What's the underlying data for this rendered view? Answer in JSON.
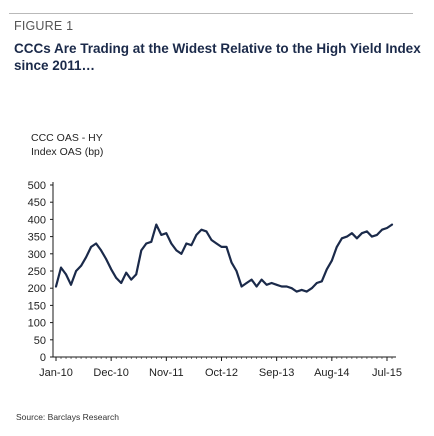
{
  "figure": {
    "label": "FIGURE 1",
    "title": "CCCs Are Trading at the Widest Relative to the High Yield Index since 2011…",
    "source": "Source: Barclays Research"
  },
  "chart_data": {
    "type": "line",
    "title": "CCCs Are Trading at the Widest Relative to the High Yield Index since 2011…",
    "ylabel": "CCC OAS - HY Index OAS (bp)",
    "xlabel": "",
    "ylim": [
      0,
      500
    ],
    "yticks": [
      0,
      50,
      100,
      150,
      200,
      250,
      300,
      350,
      400,
      450,
      500
    ],
    "xticks": [
      "Jan-10",
      "Dec-10",
      "Nov-11",
      "Oct-12",
      "Sep-13",
      "Aug-14",
      "Jul-15"
    ],
    "grid": false,
    "legend": "none",
    "line_color": "#1b2a4a",
    "series": [
      {
        "x": [
          "Jan-10",
          "Feb-10",
          "Mar-10",
          "Apr-10",
          "May-10",
          "Jun-10",
          "Jul-10",
          "Aug-10",
          "Sep-10",
          "Oct-10",
          "Nov-10",
          "Dec-10",
          "Jan-11",
          "Feb-11",
          "Mar-11",
          "Apr-11",
          "May-11",
          "Jun-11",
          "Jul-11",
          "Aug-11",
          "Sep-11",
          "Oct-11",
          "Nov-11",
          "Dec-11",
          "Jan-12",
          "Feb-12",
          "Mar-12",
          "Apr-12",
          "May-12",
          "Jun-12",
          "Jul-12",
          "Aug-12",
          "Sep-12",
          "Oct-12",
          "Nov-12",
          "Dec-12",
          "Jan-13",
          "Feb-13",
          "Mar-13",
          "Apr-13",
          "May-13",
          "Jun-13",
          "Jul-13",
          "Aug-13",
          "Sep-13",
          "Oct-13",
          "Nov-13",
          "Dec-13",
          "Jan-14",
          "Feb-14",
          "Mar-14",
          "Apr-14",
          "May-14",
          "Jun-14",
          "Jul-14",
          "Aug-14",
          "Sep-14",
          "Oct-14",
          "Nov-14",
          "Dec-14",
          "Jan-15",
          "Feb-15",
          "Mar-15",
          "Apr-15",
          "May-15",
          "Jun-15",
          "Jul-15",
          "Aug-15"
        ],
        "values": [
          205,
          260,
          240,
          210,
          250,
          265,
          290,
          320,
          330,
          310,
          285,
          255,
          230,
          215,
          245,
          225,
          240,
          310,
          330,
          335,
          385,
          355,
          360,
          330,
          310,
          300,
          330,
          325,
          355,
          370,
          365,
          340,
          330,
          320,
          320,
          275,
          250,
          205,
          215,
          225,
          205,
          225,
          210,
          215,
          210,
          205,
          205,
          200,
          190,
          195,
          190,
          200,
          215,
          220,
          255,
          280,
          320,
          345,
          350,
          360,
          345,
          360,
          365,
          350,
          355,
          370,
          375,
          385
        ]
      }
    ]
  }
}
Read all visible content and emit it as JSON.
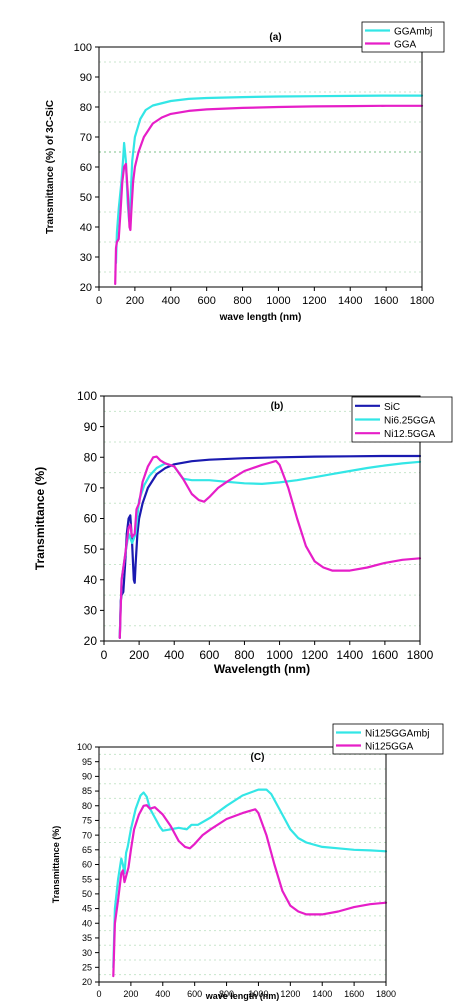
{
  "chart_data": [
    {
      "type": "line",
      "title": "(a)",
      "xlabel": "wave length (nm)",
      "ylabel": "Transmittance (%) of 3C-SiC",
      "xlim": [
        0,
        1800
      ],
      "ylim": [
        20,
        100
      ],
      "xticks": [
        0,
        200,
        400,
        600,
        800,
        1000,
        1200,
        1400,
        1600,
        1800
      ],
      "yticks": [
        20,
        30,
        40,
        50,
        60,
        70,
        80,
        90,
        100
      ],
      "grid": true,
      "legend_position": "top-right",
      "series": [
        {
          "name": "GGAmbj",
          "color": "#33e6e6",
          "x": [
            95,
            100,
            110,
            125,
            135,
            140,
            150,
            160,
            168,
            175,
            185,
            200,
            230,
            260,
            300,
            400,
            500,
            600,
            800,
            1000,
            1200,
            1400,
            1600,
            1800
          ],
          "y": [
            28,
            38,
            46,
            55,
            63,
            68,
            62,
            48,
            42,
            48,
            62,
            70,
            76,
            79,
            80.5,
            82,
            82.7,
            83,
            83.3,
            83.5,
            83.6,
            83.7,
            83.8,
            83.8
          ]
        },
        {
          "name": "GGA",
          "color": "#e61ec8",
          "x": [
            90,
            95,
            100,
            110,
            120,
            130,
            140,
            150,
            160,
            170,
            175,
            180,
            190,
            200,
            220,
            250,
            300,
            350,
            400,
            500,
            600,
            800,
            1000,
            1200,
            1400,
            1600,
            1800
          ],
          "y": [
            21,
            33,
            35,
            36,
            45,
            55,
            60,
            61,
            52,
            40,
            39,
            45,
            55,
            60,
            65,
            70,
            74.5,
            76.5,
            77.7,
            78.7,
            79.2,
            79.7,
            80,
            80.2,
            80.3,
            80.4,
            80.4
          ]
        }
      ]
    },
    {
      "type": "line",
      "title": "(b)",
      "xlabel": "Wavelength (nm)",
      "ylabel": "Transmittance (%)",
      "xlim": [
        0,
        1800
      ],
      "ylim": [
        20,
        100
      ],
      "xticks": [
        0,
        200,
        400,
        600,
        800,
        1000,
        1200,
        1400,
        1600,
        1800
      ],
      "yticks": [
        20,
        30,
        40,
        50,
        60,
        70,
        80,
        90,
        100
      ],
      "grid": true,
      "legend_position": "top-right",
      "series": [
        {
          "name": "SiC",
          "color": "#1a1ab0",
          "x": [
            90,
            95,
            100,
            110,
            120,
            130,
            140,
            150,
            160,
            170,
            175,
            180,
            190,
            200,
            220,
            250,
            300,
            350,
            400,
            500,
            600,
            800,
            1000,
            1200,
            1400,
            1600,
            1800
          ],
          "y": [
            21,
            33,
            35,
            36,
            45,
            55,
            60,
            61,
            52,
            40,
            39,
            45,
            55,
            60,
            65,
            70,
            74.5,
            76.5,
            77.7,
            78.7,
            79.2,
            79.7,
            80,
            80.2,
            80.3,
            80.4,
            80.4
          ]
        },
        {
          "name": "Ni6.25GGA",
          "color": "#33e6e6",
          "x": [
            90,
            100,
            120,
            140,
            160,
            180,
            200,
            230,
            260,
            300,
            350,
            400,
            450,
            500,
            600,
            700,
            800,
            900,
            1000,
            1100,
            1200,
            1300,
            1400,
            1500,
            1600,
            1700,
            1800
          ],
          "y": [
            22,
            40,
            48,
            55,
            52,
            55,
            66,
            71,
            74,
            76.5,
            78,
            77,
            73,
            72.5,
            72.5,
            72,
            71.5,
            71.3,
            71.8,
            72.5,
            73.5,
            74.5,
            75.5,
            76.5,
            77.3,
            78,
            78.5
          ]
        },
        {
          "name": "Ni12.5GGA",
          "color": "#e61ec8",
          "x": [
            90,
            100,
            120,
            140,
            150,
            160,
            175,
            185,
            200,
            220,
            250,
            280,
            300,
            320,
            350,
            400,
            450,
            500,
            540,
            570,
            600,
            650,
            700,
            800,
            900,
            950,
            980,
            1000,
            1050,
            1100,
            1150,
            1200,
            1250,
            1300,
            1350,
            1400,
            1500,
            1600,
            1700,
            1800
          ],
          "y": [
            21,
            40,
            48,
            57,
            58,
            54,
            55,
            63,
            65,
            72,
            77,
            80,
            80.2,
            79,
            78,
            77,
            73,
            68,
            66,
            65.5,
            67,
            70,
            72,
            75.5,
            77.5,
            78.3,
            78.8,
            77.5,
            70,
            60,
            51,
            46,
            44,
            43,
            43,
            43,
            44,
            45.5,
            46.5,
            47
          ]
        }
      ]
    },
    {
      "type": "line",
      "title": "(C)",
      "xlabel": "wave length (nm)",
      "ylabel": "Transmittance (%)",
      "xlim": [
        0,
        1800
      ],
      "ylim": [
        20,
        100
      ],
      "xticks": [
        0,
        200,
        400,
        600,
        800,
        1000,
        1200,
        1400,
        1600,
        1800
      ],
      "yticks": [
        20,
        25,
        30,
        35,
        40,
        45,
        50,
        55,
        60,
        65,
        70,
        75,
        80,
        85,
        90,
        95,
        100
      ],
      "grid": true,
      "legend_position": "top-right",
      "series": [
        {
          "name": "Ni125GGAmbj",
          "color": "#33e6e6",
          "x": [
            90,
            100,
            120,
            140,
            150,
            160,
            170,
            180,
            200,
            230,
            260,
            280,
            300,
            320,
            350,
            380,
            400,
            450,
            500,
            550,
            580,
            620,
            700,
            800,
            900,
            1000,
            1050,
            1080,
            1100,
            1150,
            1200,
            1250,
            1300,
            1400,
            1500,
            1600,
            1700,
            1800
          ],
          "y": [
            25,
            45,
            55,
            62,
            60,
            57,
            64,
            66,
            72,
            79,
            83.5,
            84.5,
            83,
            79,
            76,
            73,
            71.5,
            72,
            72.5,
            72,
            73.5,
            73.5,
            76,
            80,
            83.5,
            85.5,
            85.5,
            84,
            82,
            77,
            72,
            69,
            67.5,
            66,
            65.5,
            65,
            64.8,
            64.5
          ]
        },
        {
          "name": "Ni125GGA",
          "color": "#e61ec8",
          "x": [
            90,
            100,
            120,
            140,
            150,
            160,
            175,
            185,
            200,
            220,
            250,
            280,
            300,
            320,
            350,
            400,
            450,
            500,
            540,
            570,
            600,
            650,
            700,
            800,
            900,
            950,
            980,
            1000,
            1050,
            1100,
            1150,
            1200,
            1250,
            1300,
            1350,
            1400,
            1500,
            1600,
            1700,
            1800
          ],
          "y": [
            22,
            40,
            48,
            57,
            58,
            54,
            57,
            59,
            65,
            72,
            77,
            80,
            80.2,
            79,
            79.5,
            77,
            73,
            68,
            66,
            65.5,
            67,
            70,
            72,
            75.5,
            77.5,
            78.3,
            78.8,
            77.5,
            70,
            60,
            51,
            46,
            44,
            43,
            43,
            43,
            44,
            45.5,
            46.5,
            47
          ]
        }
      ]
    }
  ]
}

#####

> **Request**
Where a line of the data holds "title", show that line.

> **Solution**
    "title": "CCCs Are Trading at the Widest Relative to the High Yield Index since 2011…",
    "title": "CCCs Are Trading at the Widest Relative to the High Yield Index since 2011…",
      "title": "(a)",
      "title": "(b)",
      "title": "(C)",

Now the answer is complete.